■ PROBLEM REQUIREMENTS ■
Show, in full, each line of the data that contains "title".

[start of RECORD EXTRACTS]

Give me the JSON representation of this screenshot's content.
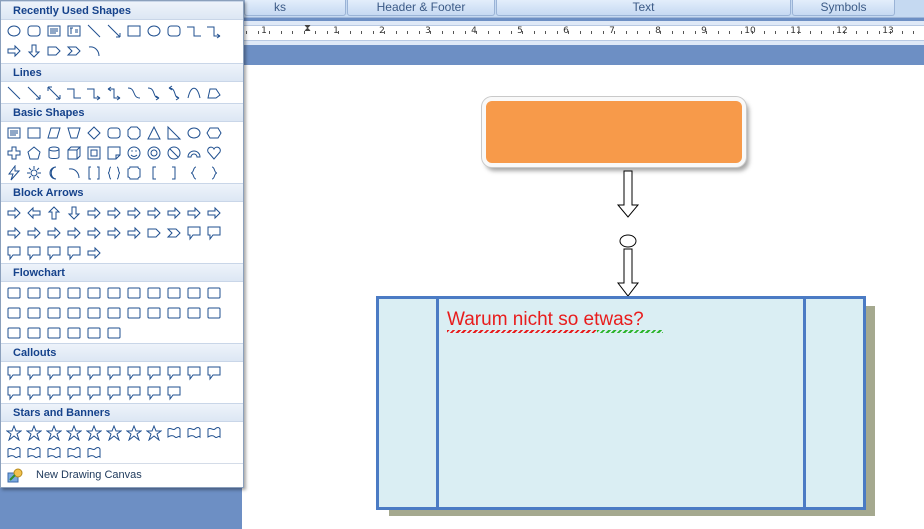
{
  "ribbon": {
    "groups": [
      {
        "label": "ks"
      },
      {
        "label": "Header & Footer"
      },
      {
        "label": "Text"
      },
      {
        "label": "Symbols"
      }
    ]
  },
  "ruler": {
    "numbers": [
      "1",
      "1",
      "2",
      "3",
      "4",
      "5",
      "6",
      "7",
      "8",
      "9",
      "10",
      "11",
      "12",
      "13"
    ]
  },
  "gallery": {
    "sections": [
      {
        "title": "Recently Used Shapes",
        "icons": [
          "oval",
          "rounded-rectangle",
          "text-box",
          "text-box-2",
          "line",
          "arrow-line",
          "rectangle",
          "oval",
          "rounded-rectangle",
          "elbow-connector",
          "elbow-arrow",
          "right-arrow",
          "down-arrow",
          "pentagon-arrow",
          "chevron",
          "arc"
        ]
      },
      {
        "title": "Lines",
        "icons": [
          "line",
          "arrow-line",
          "double-arrow-line",
          "elbow-connector",
          "elbow-arrow",
          "elbow-double-arrow",
          "curved-connector",
          "curved-arrow",
          "curved-double-arrow",
          "curve",
          "freeform",
          "scribble"
        ]
      },
      {
        "title": "Basic Shapes",
        "icons": [
          "text-box",
          "rectangle",
          "parallelogram",
          "trapezoid",
          "diamond",
          "rounded-rectangle",
          "octagon",
          "triangle",
          "right-triangle",
          "oval",
          "hexagon",
          "cross",
          "pentagon",
          "can",
          "cube",
          "bevel",
          "folded-corner",
          "smiley",
          "donut",
          "no-symbol",
          "block-arc",
          "heart",
          "lightning",
          "sun",
          "moon",
          "arc",
          "bracket-pair",
          "brace-pair",
          "plaque",
          "left-bracket",
          "right-bracket",
          "left-brace",
          "right-brace"
        ]
      },
      {
        "title": "Block Arrows",
        "icons": [
          "right-arrow",
          "left-arrow",
          "up-arrow",
          "down-arrow",
          "left-right-arrow",
          "up-down-arrow",
          "quad-arrow",
          "left-right-up-arrow",
          "bent-arrow",
          "u-turn-arrow",
          "left-up-arrow",
          "bent-up-arrow",
          "curved-right-arrow",
          "curved-left-arrow",
          "curved-up-arrow",
          "curved-down-arrow",
          "striped-right-arrow",
          "notched-right-arrow",
          "pentagon-arrow",
          "chevron",
          "right-arrow-callout",
          "left-arrow-callout",
          "up-arrow-callout",
          "down-arrow-callout",
          "left-right-arrow-callout",
          "quad-arrow-callout",
          "circular-arrow"
        ]
      },
      {
        "title": "Flowchart",
        "icons": [
          "process",
          "alternate-process",
          "decision",
          "data",
          "predefined-process",
          "internal-storage",
          "document",
          "multidocument",
          "terminator",
          "preparation",
          "manual-input",
          "manual-operation",
          "connector",
          "off-page-connector",
          "card",
          "punched-tape",
          "summing-junction",
          "or",
          "collate",
          "sort",
          "extract",
          "merge",
          "stored-data",
          "delay",
          "sequential-access",
          "magnetic-disk",
          "direct-access",
          "display"
        ]
      },
      {
        "title": "Callouts",
        "icons": [
          "rectangular-callout",
          "rounded-callout",
          "oval-callout",
          "cloud-callout",
          "line-callout-1",
          "line-callout-2",
          "line-callout-3",
          "line-callout-4",
          "line-callout-accent-1",
          "line-callout-accent-2",
          "line-callout-accent-3",
          "line-callout-accent-4",
          "line-callout-border-1",
          "line-callout-border-2",
          "line-callout-border-3",
          "line-callout-border-4",
          "line-callout-accent-border-1",
          "line-callout-accent-border-2",
          "line-callout-accent-border-3",
          "line-callout-accent-border-4"
        ]
      },
      {
        "title": "Stars and Banners",
        "icons": [
          "explosion-1",
          "explosion-2",
          "4-point-star",
          "5-point-star",
          "8-point-star",
          "16-point-star",
          "24-point-star",
          "32-point-star",
          "up-ribbon",
          "down-ribbon",
          "curved-up-ribbon",
          "curved-down-ribbon",
          "vertical-scroll",
          "horizontal-scroll",
          "wave",
          "double-wave"
        ]
      }
    ],
    "new_canvas_label": "New Drawing Canvas"
  },
  "document": {
    "callout_text": "Warum nicht so etwas?"
  },
  "colors": {
    "orange_shape": "#f79a4a",
    "box_fill": "#daeef3",
    "box_border": "#4b7bc4",
    "text_red": "#e81c1c"
  }
}
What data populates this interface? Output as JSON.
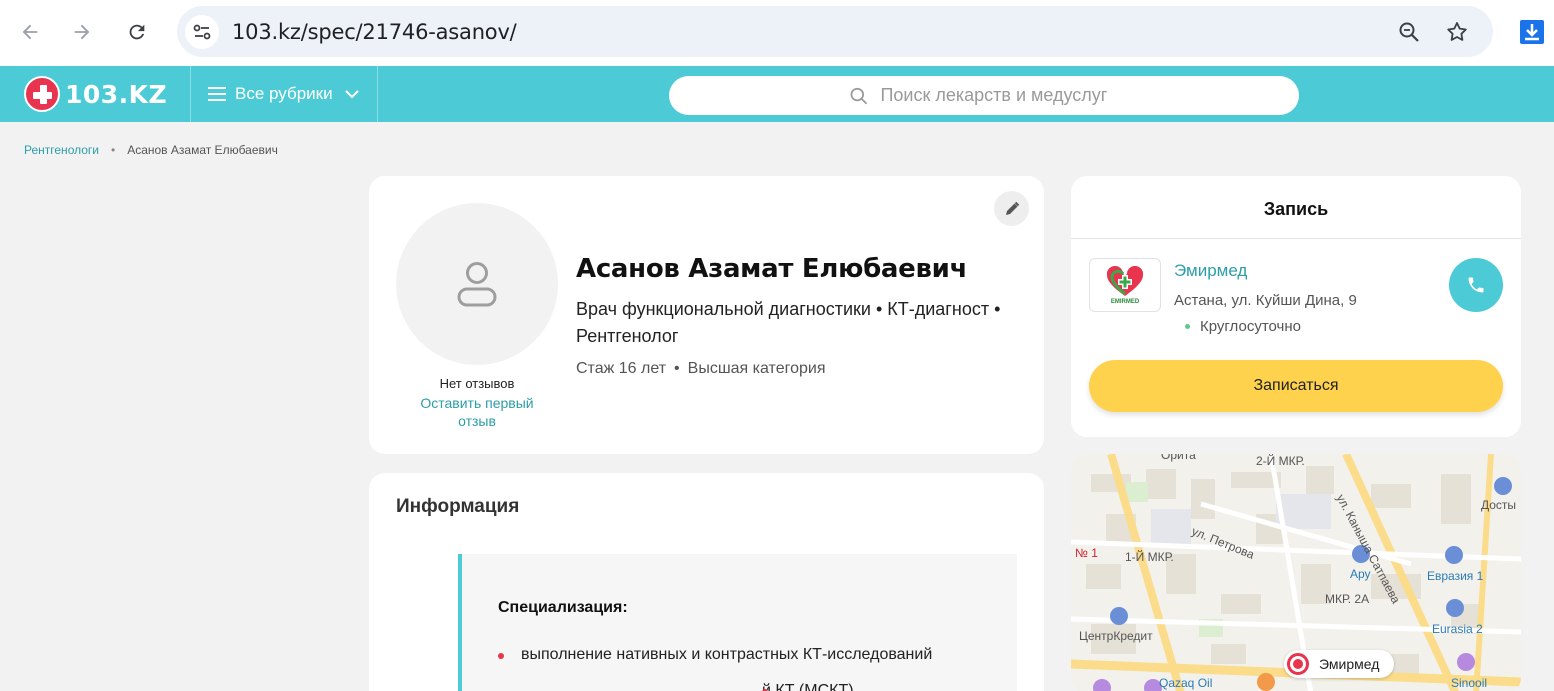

[end of RECORD EXTRACTS]

■ TASK RESULT ■
        "title": "Recently Used Shapes",
        "title": "Lines",
        "title": "Basic Shapes",
        "title": "Block Arrows",
        "title": "Flowchart",
        "title": "Callouts",
        "title": "Stars and Banners",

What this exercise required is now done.